WHAT TO WORK ON: Output the material below in its entirety, exactly as given.

[Data records]
○ ○ ○

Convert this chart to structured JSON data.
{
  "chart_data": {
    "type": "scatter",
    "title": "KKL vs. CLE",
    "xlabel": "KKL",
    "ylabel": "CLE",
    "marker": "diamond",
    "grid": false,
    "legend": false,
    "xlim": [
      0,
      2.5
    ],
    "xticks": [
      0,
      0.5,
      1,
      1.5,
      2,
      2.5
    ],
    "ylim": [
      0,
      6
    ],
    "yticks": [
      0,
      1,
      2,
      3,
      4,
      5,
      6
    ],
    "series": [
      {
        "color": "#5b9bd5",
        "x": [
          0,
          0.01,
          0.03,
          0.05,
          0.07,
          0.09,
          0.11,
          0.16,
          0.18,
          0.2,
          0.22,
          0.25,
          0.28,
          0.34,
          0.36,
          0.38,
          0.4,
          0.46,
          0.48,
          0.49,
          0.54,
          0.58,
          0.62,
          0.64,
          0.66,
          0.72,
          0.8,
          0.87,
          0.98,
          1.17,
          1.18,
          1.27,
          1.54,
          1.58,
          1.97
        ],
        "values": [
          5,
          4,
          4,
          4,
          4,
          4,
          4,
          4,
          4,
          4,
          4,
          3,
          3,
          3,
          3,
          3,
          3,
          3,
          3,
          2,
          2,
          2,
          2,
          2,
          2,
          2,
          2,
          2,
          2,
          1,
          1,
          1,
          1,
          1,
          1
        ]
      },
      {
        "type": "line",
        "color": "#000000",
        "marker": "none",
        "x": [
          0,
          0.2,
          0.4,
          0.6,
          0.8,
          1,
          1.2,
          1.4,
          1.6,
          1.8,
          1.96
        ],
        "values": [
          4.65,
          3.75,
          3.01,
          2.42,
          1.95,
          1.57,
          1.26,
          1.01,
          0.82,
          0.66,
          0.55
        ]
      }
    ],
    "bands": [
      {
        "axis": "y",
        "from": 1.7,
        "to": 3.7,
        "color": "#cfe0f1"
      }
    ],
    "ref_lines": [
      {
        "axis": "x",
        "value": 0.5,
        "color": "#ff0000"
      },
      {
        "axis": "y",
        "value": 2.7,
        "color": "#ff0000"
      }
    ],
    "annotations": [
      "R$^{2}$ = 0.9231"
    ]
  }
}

○ ○ ○

SOLUTION FOR THIS TASK:
Convert this chart to structured JSON data.
{
  "chart_data": {
    "type": "scatter",
    "title": "KKL vs. CLE",
    "xlabel": "KKL",
    "ylabel": "CLE",
    "marker": "diamond",
    "grid": false,
    "legend": false,
    "xlim": [
      0,
      2.5
    ],
    "xticks": [
      0,
      0.5,
      1,
      1.5,
      2,
      2.5
    ],
    "ylim": [
      0,
      6
    ],
    "yticks": [
      0,
      1,
      2,
      3,
      4,
      5,
      6
    ],
    "series": [
      {
        "color": "#5b9bd5",
        "x": [
          0,
          0.01,
          0.03,
          0.05,
          0.07,
          0.09,
          0.11,
          0.16,
          0.18,
          0.2,
          0.22,
          0.25,
          0.28,
          0.34,
          0.36,
          0.38,
          0.4,
          0.46,
          0.48,
          0.49,
          0.54,
          0.58,
          0.62,
          0.64,
          0.66,
          0.72,
          0.8,
          0.87,
          0.98,
          1.17,
          1.18,
          1.27,
          1.54,
          1.58,
          1.97
        ],
        "values": [
          5,
          4,
          4,
          4,
          4,
          4,
          4,
          4,
          4,
          4,
          4,
          3,
          3,
          3,
          3,
          3,
          3,
          3,
          3,
          2,
          2,
          2,
          2,
          2,
          2,
          2,
          2,
          2,
          2,
          1,
          1,
          1,
          1,
          1,
          1
        ]
      },
      {
        "type": "line",
        "color": "#000000",
        "marker": "none",
        "x": [
          0,
          0.2,
          0.4,
          0.6,
          0.8,
          1,
          1.2,
          1.4,
          1.6,
          1.8,
          1.96
        ],
        "values": [
          4.65,
          3.75,
          3.01,
          2.42,
          1.95,
          1.57,
          1.26,
          1.01,
          0.82,
          0.66,
          0.55
        ]
      }
    ],
    "bands": [
      {
        "axis": "y",
        "from": 1.7,
        "to": 3.7,
        "color": "#cfe0f1"
      }
    ],
    "ref_lines": [
      {
        "axis": "x",
        "value": 0.5,
        "color": "#ff0000"
      },
      {
        "axis": "y",
        "value": 2.7,
        "color": "#ff0000"
      }
    ],
    "annotations": [
      "R$^{2}$ = 0.9231"
    ]
  }
}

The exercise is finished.